• Dataset excerpts:
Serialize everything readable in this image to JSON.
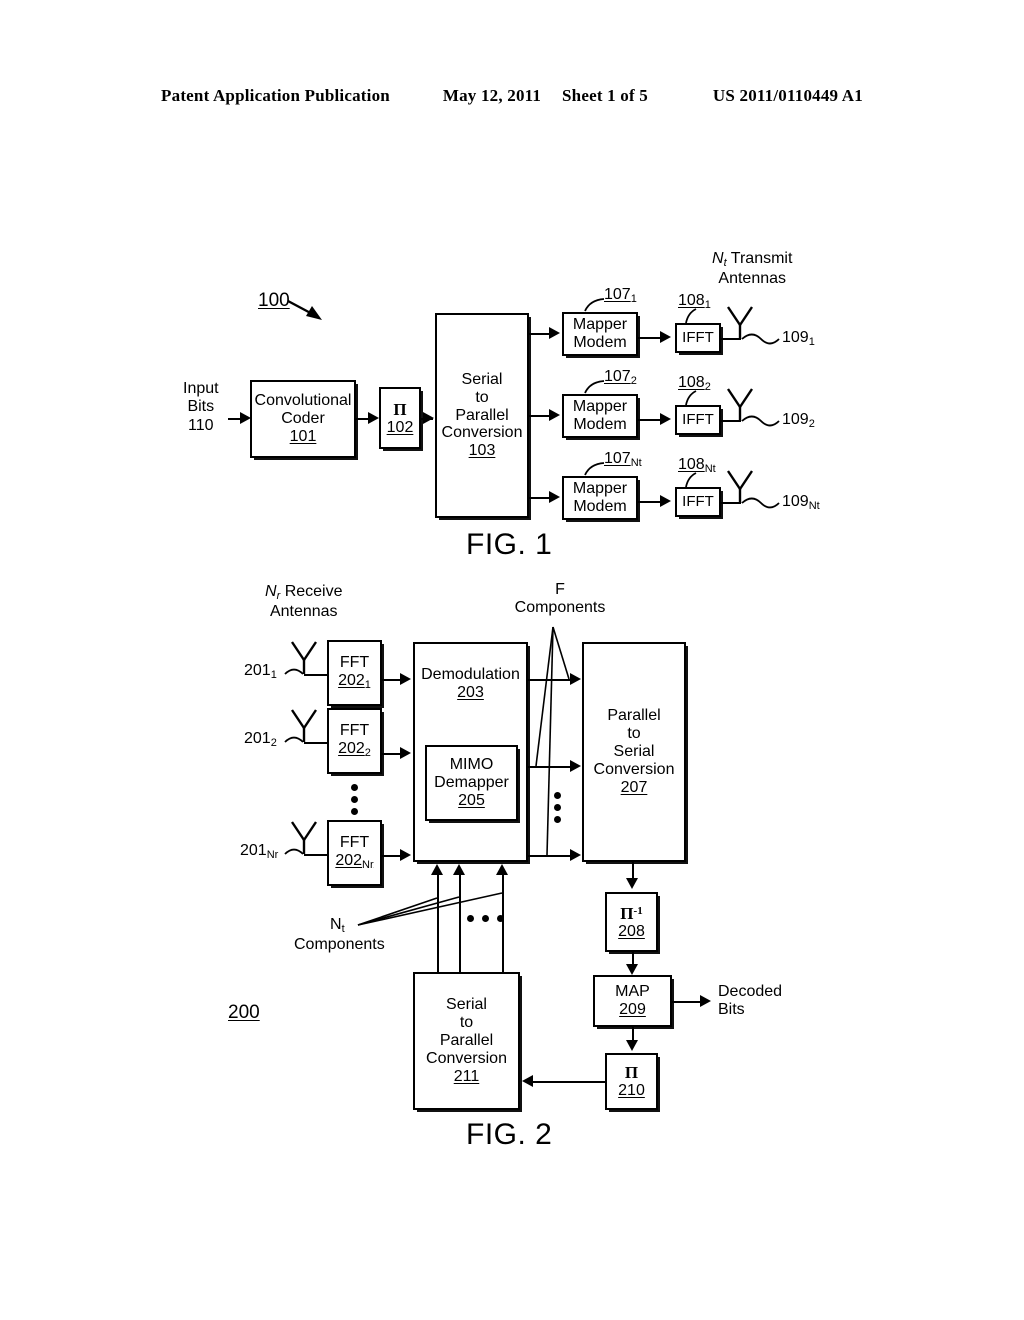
{
  "header": {
    "publication": "Patent Application Publication",
    "date": "May 12, 2011",
    "sheet": "Sheet 1 of 5",
    "patent_number": "US 2011/0110449 A1"
  },
  "figure1": {
    "caption": "FIG. 1",
    "system_ref": "100",
    "input_label_line1": "Input",
    "input_label_line2": "Bits",
    "input_label_line3": "110",
    "coder": {
      "line1": "Convolutional",
      "line2": "Coder",
      "ref": "101"
    },
    "interleaver": {
      "symbol": "Π",
      "ref": "102"
    },
    "serial_to_parallel": {
      "line1": "Serial",
      "line2": "to",
      "line3": "Parallel",
      "line4": "Conversion",
      "ref": "103"
    },
    "antennas_label_line1": "Transmit",
    "antennas_label_line2": "Antennas",
    "antennas_label_prefix": "N",
    "antennas_label_sub": "t",
    "chains": [
      {
        "mapper_line1": "Mapper",
        "mapper_line2": "Modem",
        "mapper_ref": "107",
        "mapper_sub": "1",
        "ifft_label": "IFFT",
        "ifft_ref": "108",
        "ifft_sub": "1",
        "antenna_ref": "109",
        "antenna_sub": "1"
      },
      {
        "mapper_line1": "Mapper",
        "mapper_line2": "Modem",
        "mapper_ref": "107",
        "mapper_sub": "2",
        "ifft_label": "IFFT",
        "ifft_ref": "108",
        "ifft_sub": "2",
        "antenna_ref": "109",
        "antenna_sub": "2"
      },
      {
        "mapper_line1": "Mapper",
        "mapper_line2": "Modem",
        "mapper_ref": "107",
        "mapper_sub": "Nt",
        "ifft_label": "IFFT",
        "ifft_ref": "108",
        "ifft_sub": "Nt",
        "antenna_ref": "109",
        "antenna_sub": "Nt"
      }
    ]
  },
  "figure2": {
    "caption": "FIG. 2",
    "system_ref": "200",
    "receive_label_prefix": "N",
    "receive_label_sub": "r",
    "receive_label_line1": "Receive",
    "receive_label_line2": "Antennas",
    "f_components_line1": "F",
    "f_components_line2": "Components",
    "nt_components_prefix": "N",
    "nt_components_sub": "t",
    "nt_components_line2": "Components",
    "chains": [
      {
        "antenna_ref": "201",
        "antenna_sub": "1",
        "fft_label": "FFT",
        "fft_ref": "202",
        "fft_sub": "1"
      },
      {
        "antenna_ref": "201",
        "antenna_sub": "2",
        "fft_label": "FFT",
        "fft_ref": "202",
        "fft_sub": "2"
      },
      {
        "antenna_ref": "201",
        "antenna_sub": "Nr",
        "fft_label": "FFT",
        "fft_ref": "202",
        "fft_sub": "Nr"
      }
    ],
    "demodulation": {
      "label": "Demodulation",
      "ref": "203"
    },
    "mimo_demapper": {
      "line1": "MIMO",
      "line2": "Demapper",
      "ref": "205"
    },
    "parallel_to_serial": {
      "line1": "Parallel",
      "line2": "to",
      "line3": "Serial",
      "line4": "Conversion",
      "ref": "207"
    },
    "deinterleaver": {
      "symbol": "Π",
      "superscript": "-1",
      "ref": "208"
    },
    "map": {
      "label": "MAP",
      "ref": "209"
    },
    "interleaver": {
      "symbol": "Π",
      "ref": "210"
    },
    "serial_to_parallel": {
      "line1": "Serial",
      "line2": "to",
      "line3": "Parallel",
      "line4": "Conversion",
      "ref": "211"
    },
    "decoded_line1": "Decoded",
    "decoded_line2": "Bits"
  },
  "colors": {
    "ink": "#000000",
    "paper": "#ffffff"
  }
}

• Given request:
Write out every line of the data that holds the word "Bits".

• Response to this exercise:
    "input_label_line2": "Bits",
    "decoded_line2": "Bits"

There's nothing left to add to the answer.